*Recorded data:*
______

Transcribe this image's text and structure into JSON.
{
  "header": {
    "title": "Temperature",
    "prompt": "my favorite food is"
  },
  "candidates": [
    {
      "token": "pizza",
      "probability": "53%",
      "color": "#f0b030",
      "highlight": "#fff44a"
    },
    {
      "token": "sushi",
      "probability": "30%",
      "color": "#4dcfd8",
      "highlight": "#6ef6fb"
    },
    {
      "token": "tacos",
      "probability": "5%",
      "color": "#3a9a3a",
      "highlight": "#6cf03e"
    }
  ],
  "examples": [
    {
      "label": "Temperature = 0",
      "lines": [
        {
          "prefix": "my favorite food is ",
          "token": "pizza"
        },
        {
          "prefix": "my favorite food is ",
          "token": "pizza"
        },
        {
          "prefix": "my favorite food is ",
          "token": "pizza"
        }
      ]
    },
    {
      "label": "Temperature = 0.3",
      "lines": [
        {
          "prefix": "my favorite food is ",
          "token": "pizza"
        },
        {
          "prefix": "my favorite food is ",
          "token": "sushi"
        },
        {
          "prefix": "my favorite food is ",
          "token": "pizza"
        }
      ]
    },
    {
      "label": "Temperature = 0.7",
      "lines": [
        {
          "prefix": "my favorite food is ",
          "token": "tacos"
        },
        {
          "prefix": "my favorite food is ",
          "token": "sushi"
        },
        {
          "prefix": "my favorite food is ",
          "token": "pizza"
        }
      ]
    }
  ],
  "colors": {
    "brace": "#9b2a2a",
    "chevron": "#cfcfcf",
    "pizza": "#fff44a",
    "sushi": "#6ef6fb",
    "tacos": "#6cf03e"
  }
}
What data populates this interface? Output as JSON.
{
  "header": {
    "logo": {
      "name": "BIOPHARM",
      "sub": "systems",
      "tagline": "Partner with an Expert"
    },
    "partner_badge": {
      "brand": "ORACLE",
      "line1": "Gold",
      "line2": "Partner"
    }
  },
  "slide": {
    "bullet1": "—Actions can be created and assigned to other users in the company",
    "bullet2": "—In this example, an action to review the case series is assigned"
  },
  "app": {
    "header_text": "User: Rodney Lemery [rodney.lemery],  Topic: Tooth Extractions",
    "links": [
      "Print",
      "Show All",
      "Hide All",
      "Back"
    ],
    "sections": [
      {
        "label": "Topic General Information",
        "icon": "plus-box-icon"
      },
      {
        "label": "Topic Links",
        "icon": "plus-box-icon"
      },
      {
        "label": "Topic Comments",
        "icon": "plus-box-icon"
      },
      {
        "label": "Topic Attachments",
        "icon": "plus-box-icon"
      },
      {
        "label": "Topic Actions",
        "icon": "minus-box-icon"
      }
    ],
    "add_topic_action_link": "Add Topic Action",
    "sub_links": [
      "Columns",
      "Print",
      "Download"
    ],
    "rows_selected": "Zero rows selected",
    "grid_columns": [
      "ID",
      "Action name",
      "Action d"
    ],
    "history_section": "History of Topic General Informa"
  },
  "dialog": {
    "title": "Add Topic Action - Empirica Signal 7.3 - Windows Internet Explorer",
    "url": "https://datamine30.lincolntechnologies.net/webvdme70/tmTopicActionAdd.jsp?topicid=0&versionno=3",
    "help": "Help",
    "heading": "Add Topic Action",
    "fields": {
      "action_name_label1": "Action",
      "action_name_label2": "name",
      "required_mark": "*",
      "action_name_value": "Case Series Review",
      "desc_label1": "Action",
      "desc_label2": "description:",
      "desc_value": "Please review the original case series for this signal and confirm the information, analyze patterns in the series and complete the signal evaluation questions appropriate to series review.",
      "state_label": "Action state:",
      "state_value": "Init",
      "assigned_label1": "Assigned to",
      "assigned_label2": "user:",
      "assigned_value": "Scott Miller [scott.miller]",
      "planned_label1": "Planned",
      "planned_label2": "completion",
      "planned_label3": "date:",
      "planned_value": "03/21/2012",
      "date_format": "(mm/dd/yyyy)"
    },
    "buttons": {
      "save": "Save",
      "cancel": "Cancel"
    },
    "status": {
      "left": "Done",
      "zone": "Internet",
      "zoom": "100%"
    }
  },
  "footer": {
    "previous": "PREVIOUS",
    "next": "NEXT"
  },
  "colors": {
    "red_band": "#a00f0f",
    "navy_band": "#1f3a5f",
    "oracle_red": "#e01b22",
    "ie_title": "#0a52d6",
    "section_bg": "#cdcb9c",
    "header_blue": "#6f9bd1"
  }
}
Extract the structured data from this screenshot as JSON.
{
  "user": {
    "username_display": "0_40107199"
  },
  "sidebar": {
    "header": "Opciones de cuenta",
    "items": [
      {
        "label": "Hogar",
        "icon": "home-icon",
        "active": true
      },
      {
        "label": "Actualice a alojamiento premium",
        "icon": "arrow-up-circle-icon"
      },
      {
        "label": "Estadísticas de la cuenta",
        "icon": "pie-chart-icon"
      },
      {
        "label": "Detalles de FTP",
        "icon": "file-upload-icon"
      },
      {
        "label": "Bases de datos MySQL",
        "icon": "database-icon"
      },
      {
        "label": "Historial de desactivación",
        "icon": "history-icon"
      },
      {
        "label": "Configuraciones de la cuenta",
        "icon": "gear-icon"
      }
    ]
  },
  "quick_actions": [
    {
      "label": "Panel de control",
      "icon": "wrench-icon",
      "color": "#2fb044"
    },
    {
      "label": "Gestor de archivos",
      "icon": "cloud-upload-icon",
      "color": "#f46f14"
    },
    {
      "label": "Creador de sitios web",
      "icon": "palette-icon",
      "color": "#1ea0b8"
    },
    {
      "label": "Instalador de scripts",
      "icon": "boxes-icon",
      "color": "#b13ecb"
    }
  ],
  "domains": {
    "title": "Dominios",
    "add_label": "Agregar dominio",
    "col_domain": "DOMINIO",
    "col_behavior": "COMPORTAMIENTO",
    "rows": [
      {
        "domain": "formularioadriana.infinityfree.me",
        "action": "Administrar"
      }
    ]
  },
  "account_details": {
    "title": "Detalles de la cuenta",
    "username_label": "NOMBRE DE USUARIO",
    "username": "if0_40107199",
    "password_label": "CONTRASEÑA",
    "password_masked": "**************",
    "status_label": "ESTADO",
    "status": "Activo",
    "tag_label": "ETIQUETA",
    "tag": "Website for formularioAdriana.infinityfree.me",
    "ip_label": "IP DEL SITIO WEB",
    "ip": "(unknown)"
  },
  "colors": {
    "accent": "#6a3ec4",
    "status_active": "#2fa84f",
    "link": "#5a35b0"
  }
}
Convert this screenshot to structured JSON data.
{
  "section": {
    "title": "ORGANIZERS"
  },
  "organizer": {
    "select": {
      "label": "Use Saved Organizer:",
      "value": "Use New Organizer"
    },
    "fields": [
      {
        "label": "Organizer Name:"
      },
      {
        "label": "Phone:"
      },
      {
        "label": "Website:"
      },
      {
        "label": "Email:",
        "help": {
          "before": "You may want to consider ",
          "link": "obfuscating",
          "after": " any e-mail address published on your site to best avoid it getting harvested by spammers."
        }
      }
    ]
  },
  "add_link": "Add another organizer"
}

______

*Work to do:* Please copy out each record, character for character.

*Expected answer:*
Transcribe this image's text and structure into JSON.
{
  "header": {
    "title": "Temperature",
    "prompt": "my favorite food is"
  },
  "candidates": [
    {
      "token": "pizza",
      "probability": "53%",
      "color": "#f0b030",
      "highlight": "#fff44a"
    },
    {
      "token": "sushi",
      "probability": "30%",
      "color": "#4dcfd8",
      "highlight": "#6ef6fb"
    },
    {
      "token": "tacos",
      "probability": "5%",
      "color": "#3a9a3a",
      "highlight": "#6cf03e"
    }
  ],
  "examples": [
    {
      "label": "Temperature = 0",
      "lines": [
        {
          "prefix": "my favorite food is ",
          "token": "pizza"
        },
        {
          "prefix": "my favorite food is ",
          "token": "pizza"
        },
        {
          "prefix": "my favorite food is ",
          "token": "pizza"
        }
      ]
    },
    {
      "label": "Temperature = 0.3",
      "lines": [
        {
          "prefix": "my favorite food is ",
          "token": "pizza"
        },
        {
          "prefix": "my favorite food is ",
          "token": "sushi"
        },
        {
          "prefix": "my favorite food is ",
          "token": "pizza"
        }
      ]
    },
    {
      "label": "Temperature = 0.7",
      "lines": [
        {
          "prefix": "my favorite food is ",
          "token": "tacos"
        },
        {
          "prefix": "my favorite food is ",
          "token": "sushi"
        },
        {
          "prefix": "my favorite food is ",
          "token": "pizza"
        }
      ]
    }
  ],
  "colors": {
    "brace": "#9b2a2a",
    "chevron": "#cfcfcf",
    "pizza": "#fff44a",
    "sushi": "#6ef6fb",
    "tacos": "#6cf03e"
  }
}
What data populates this interface? Output as JSON.
{
  "header": {
    "logo": {
      "name": "BIOPHARM",
      "sub": "systems",
      "tagline": "Partner with an Expert"
    },
    "partner_badge": {
      "brand": "ORACLE",
      "line1": "Gold",
      "line2": "Partner"
    }
  },
  "slide": {
    "bullet1": "—Actions can be created and assigned to other users in the company",
    "bullet2": "—In this example, an action to review the case series is assigned"
  },
  "app": {
    "header_text": "User: Rodney Lemery [rodney.lemery],  Topic: Tooth Extractions",
    "links": [
      "Print",
      "Show All",
      "Hide All",
      "Back"
    ],
    "sections": [
      {
        "label": "Topic General Information",
        "icon": "plus-box-icon"
      },
      {
        "label": "Topic Links",
        "icon": "plus-box-icon"
      },
      {
        "label": "Topic Comments",
        "icon": "plus-box-icon"
      },
      {
        "label": "Topic Attachments",
        "icon": "plus-box-icon"
      },
      {
        "label": "Topic Actions",
        "icon": "minus-box-icon"
      }
    ],
    "add_topic_action_link": "Add Topic Action",
    "sub_links": [
      "Columns",
      "Print",
      "Download"
    ],
    "rows_selected": "Zero rows selected",
    "grid_columns": [
      "ID",
      "Action name",
      "Action d"
    ],
    "history_section": "History of Topic General Informa"
  },
  "dialog": {
    "title": "Add Topic Action - Empirica Signal 7.3 - Windows Internet Explorer",
    "url": "https://datamine30.lincolntechnologies.net/webvdme70/tmTopicActionAdd.jsp?topicid=0&versionno=3",
    "help": "Help",
    "heading": "Add Topic Action",
    "fields": {
      "action_name_label1": "Action",
      "action_name_label2": "name",
      "required_mark": "*",
      "action_name_value": "Case Series Review",
      "desc_label1": "Action",
      "desc_label2": "description:",
      "desc_value": "Please review the original case series for this signal and confirm the information, analyze patterns in the series and complete the signal evaluation questions appropriate to series review.",
      "state_label": "Action state:",
      "state_value": "Init",
      "assigned_label1": "Assigned to",
      "assigned_label2": "user:",
      "assigned_value": "Scott Miller [scott.miller]",
      "planned_label1": "Planned",
      "planned_label2": "completion",
      "planned_label3": "date:",
      "planned_value": "03/21/2012",
      "date_format": "(mm/dd/yyyy)"
    },
    "buttons": {
      "save": "Save",
      "cancel": "Cancel"
    },
    "status": {
      "left": "Done",
      "zone": "Internet",
      "zoom": "100%"
    }
  },
  "footer": {
    "previous": "PREVIOUS",
    "next": "NEXT"
  },
  "colors": {
    "red_band": "#a00f0f",
    "navy_band": "#1f3a5f",
    "oracle_red": "#e01b22",
    "ie_title": "#0a52d6",
    "section_bg": "#cdcb9c",
    "header_blue": "#6f9bd1"
  }
}
Extract the structured data from this screenshot as JSON.
{
  "user": {
    "username_display": "0_40107199"
  },
  "sidebar": {
    "header": "Opciones de cuenta",
    "items": [
      {
        "label": "Hogar",
        "icon": "home-icon",
        "active": true
      },
      {
        "label": "Actualice a alojamiento premium",
        "icon": "arrow-up-circle-icon"
      },
      {
        "label": "Estadísticas de la cuenta",
        "icon": "pie-chart-icon"
      },
      {
        "label": "Detalles de FTP",
        "icon": "file-upload-icon"
      },
      {
        "label": "Bases de datos MySQL",
        "icon": "database-icon"
      },
      {
        "label": "Historial de desactivación",
        "icon": "history-icon"
      },
      {
        "label": "Configuraciones de la cuenta",
        "icon": "gear-icon"
      }
    ]
  },
  "quick_actions": [
    {
      "label": "Panel de control",
      "icon": "wrench-icon",
      "color": "#2fb044"
    },
    {
      "label": "Gestor de archivos",
      "icon": "cloud-upload-icon",
      "color": "#f46f14"
    },
    {
      "label": "Creador de sitios web",
      "icon": "palette-icon",
      "color": "#1ea0b8"
    },
    {
      "label": "Instalador de scripts",
      "icon": "boxes-icon",
      "color": "#b13ecb"
    }
  ],
  "domains": {
    "title": "Dominios",
    "add_label": "Agregar dominio",
    "col_domain": "DOMINIO",
    "col_behavior": "COMPORTAMIENTO",
    "rows": [
      {
        "domain": "formularioadriana.infinityfree.me",
        "action": "Administrar"
      }
    ]
  },
  "account_details": {
    "title": "Detalles de la cuenta",
    "username_label": "NOMBRE DE USUARIO",
    "username": "if0_40107199",
    "password_label": "CONTRASEÑA",
    "password_masked": "**************",
    "status_label": "ESTADO",
    "status": "Activo",
    "tag_label": "ETIQUETA",
    "tag": "Website for formularioAdriana.infinityfree.me",
    "ip_label": "IP DEL SITIO WEB",
    "ip": "(unknown)"
  },
  "colors": {
    "accent": "#6a3ec4",
    "status_active": "#2fa84f",
    "link": "#5a35b0"
  }
}
Convert this screenshot to structured JSON data.
{
  "section": {
    "title": "ORGANIZERS"
  },
  "organizer": {
    "select": {
      "label": "Use Saved Organizer:",
      "value": "Use New Organizer"
    },
    "fields": [
      {
        "label": "Organizer Name:"
      },
      {
        "label": "Phone:"
      },
      {
        "label": "Website:"
      },
      {
        "label": "Email:",
        "help": {
          "before": "You may want to consider ",
          "link": "obfuscating",
          "after": " any e-mail address published on your site to best avoid it getting harvested by spammers."
        }
      }
    ]
  },
  "add_link": "Add another organizer"
}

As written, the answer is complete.